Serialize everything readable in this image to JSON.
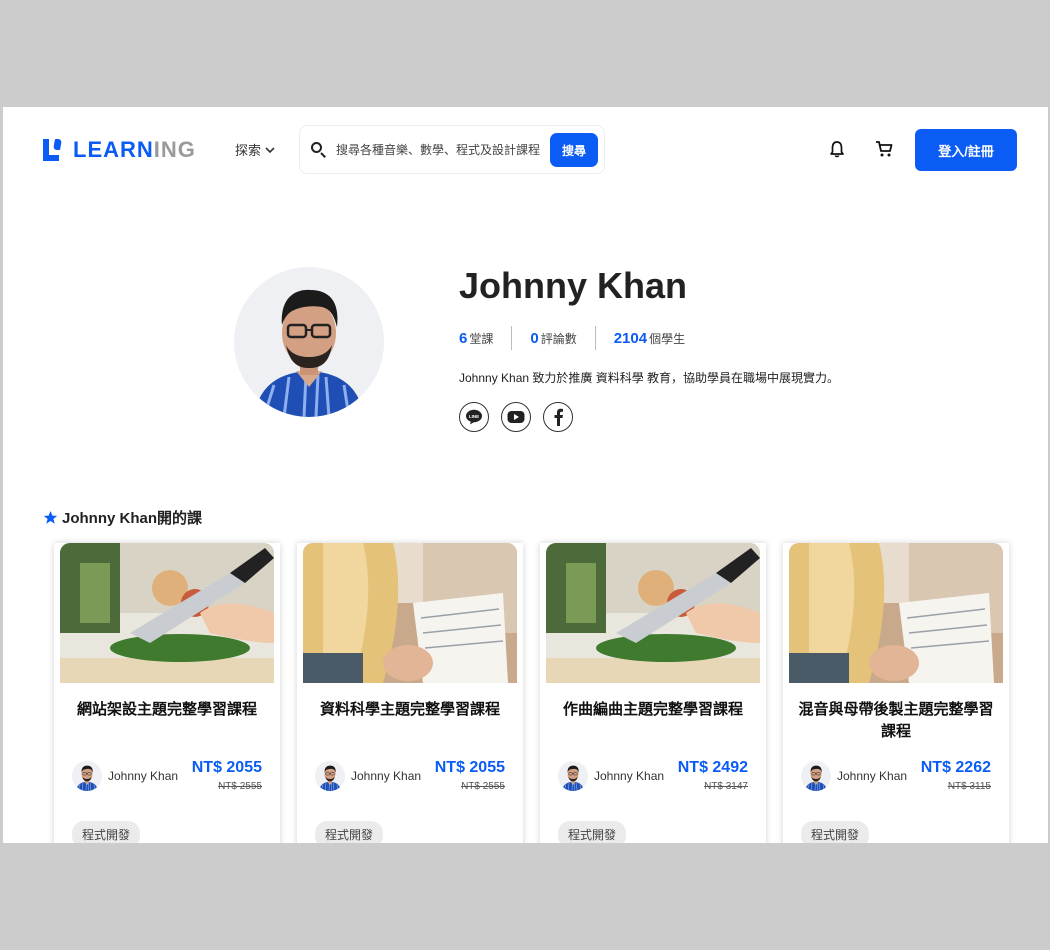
{
  "header": {
    "logo_text_a": "LEARN",
    "logo_text_b": "ING",
    "explore_label": "探索",
    "search_placeholder": "搜尋各種音樂、數學、程式及設計課程",
    "search_button": "搜尋",
    "login_button": "登入/註冊"
  },
  "profile": {
    "name": "Johnny Khan",
    "stats": [
      {
        "value": "6",
        "label": "堂課"
      },
      {
        "value": "0",
        "label": "評論數"
      },
      {
        "value": "2104",
        "label": "個學生"
      }
    ],
    "bio": "Johnny Khan 致力於推廣 資料科學 教育，協助學員在職場中展現實力。",
    "socials": [
      "line-icon",
      "youtube-icon",
      "facebook-icon"
    ]
  },
  "courses_section": {
    "title": "Johnny Khan開的課"
  },
  "courses": [
    {
      "title": "網站架設主題完整學習課程",
      "author": "Johnny Khan",
      "price": "NT$ 2055",
      "original_price": "NT$ 2555",
      "tag": "程式開發",
      "image": "cooking"
    },
    {
      "title": "資料科學主題完整學習課程",
      "author": "Johnny Khan",
      "price": "NT$ 2055",
      "original_price": "NT$ 2555",
      "tag": "程式開發",
      "image": "writing"
    },
    {
      "title": "作曲編曲主題完整學習課程",
      "author": "Johnny Khan",
      "price": "NT$ 2492",
      "original_price": "NT$ 3147",
      "tag": "程式開發",
      "image": "cooking"
    },
    {
      "title": "混音與母帶後製主題完整學習課程",
      "author": "Johnny Khan",
      "price": "NT$ 2262",
      "original_price": "NT$ 3115",
      "tag": "程式開發",
      "image": "writing"
    }
  ],
  "colors": {
    "accent": "#0a5cf5",
    "page_bg": "#cccccc",
    "card_bg": "#ffffff"
  }
}
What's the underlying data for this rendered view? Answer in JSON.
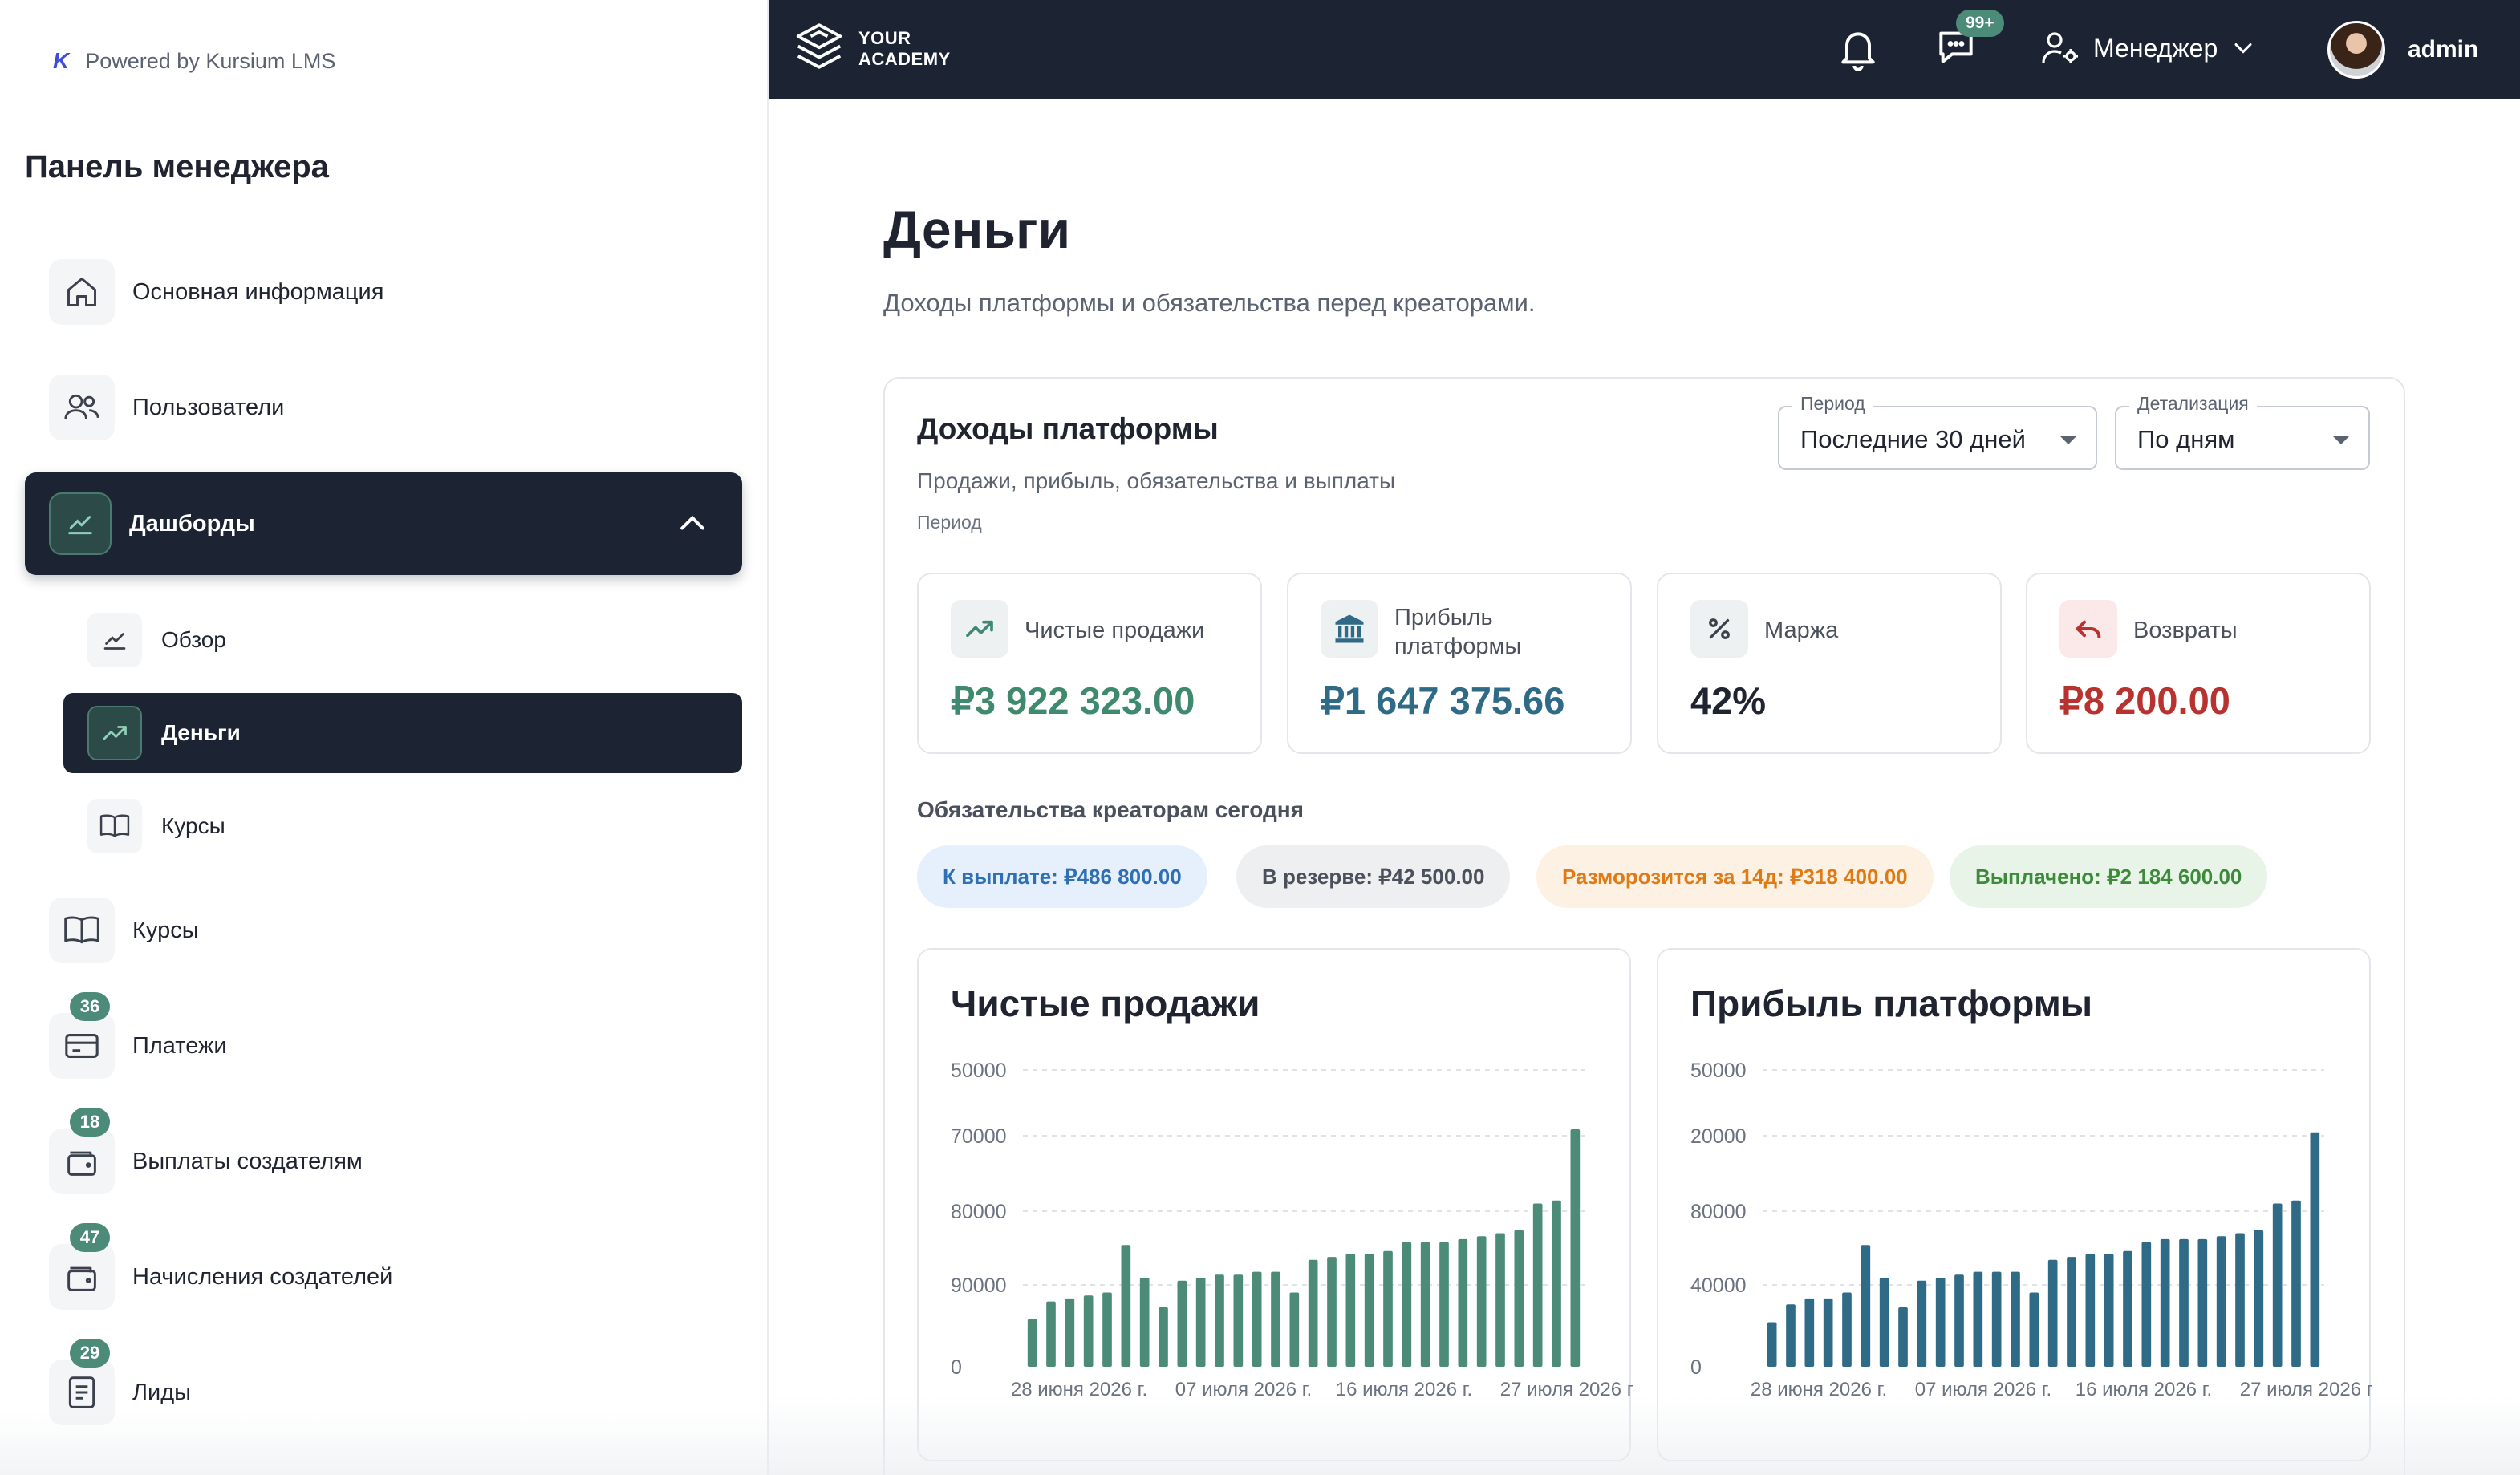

___

Return all of the entries exactly as written, but drop any pictures they hold.

Serialize everything readable in this image to JSON.
{
  "header": {
    "logo_text_a": "LEARN",
    "logo_text_b": "ING",
    "explore_label": "探索",
    "search_placeholder": "搜尋各種音樂、數學、程式及設計課程",
    "search_button": "搜尋",
    "login_button": "登入/註冊"
  },
  "profile": {
    "name": "Johnny Khan",
    "stats": [
      {
        "value": "6",
        "label": "堂課"
      },
      {
        "value": "0",
        "label": "評論數"
      },
      {
        "value": "2104",
        "label": "個學生"
      }
    ],
    "bio": "Johnny Khan 致力於推廣 資料科學 教育，協助學員在職場中展現實力。",
    "socials": [
      "line-icon",
      "youtube-icon",
      "facebook-icon"
    ]
  },
  "courses_section": {
    "title": "Johnny Khan開的課"
  },
  "courses": [
    {
      "title": "網站架設主題完整學習課程",
      "author": "Johnny Khan",
      "price": "NT$ 2055",
      "original_price": "NT$ 2555",
      "tag": "程式開發",
      "image": "cooking"
    },
    {
      "title": "資料科學主題完整學習課程",
      "author": "Johnny Khan",
      "price": "NT$ 2055",
      "original_price": "NT$ 2555",
      "tag": "程式開發",
      "image": "writing"
    },
    {
      "title": "作曲編曲主題完整學習課程",
      "author": "Johnny Khan",
      "price": "NT$ 2492",
      "original_price": "NT$ 3147",
      "tag": "程式開發",
      "image": "cooking"
    },
    {
      "title": "混音與母帶後製主題完整學習課程",
      "author": "Johnny Khan",
      "price": "NT$ 2262",
      "original_price": "NT$ 3115",
      "tag": "程式開發",
      "image": "writing"
    }
  ],
  "colors": {
    "accent": "#0a5cf5",
    "page_bg": "#cccccc",
    "card_bg": "#ffffff"
  }
}
What's the underlying data for this rendered view? Answer in JSON.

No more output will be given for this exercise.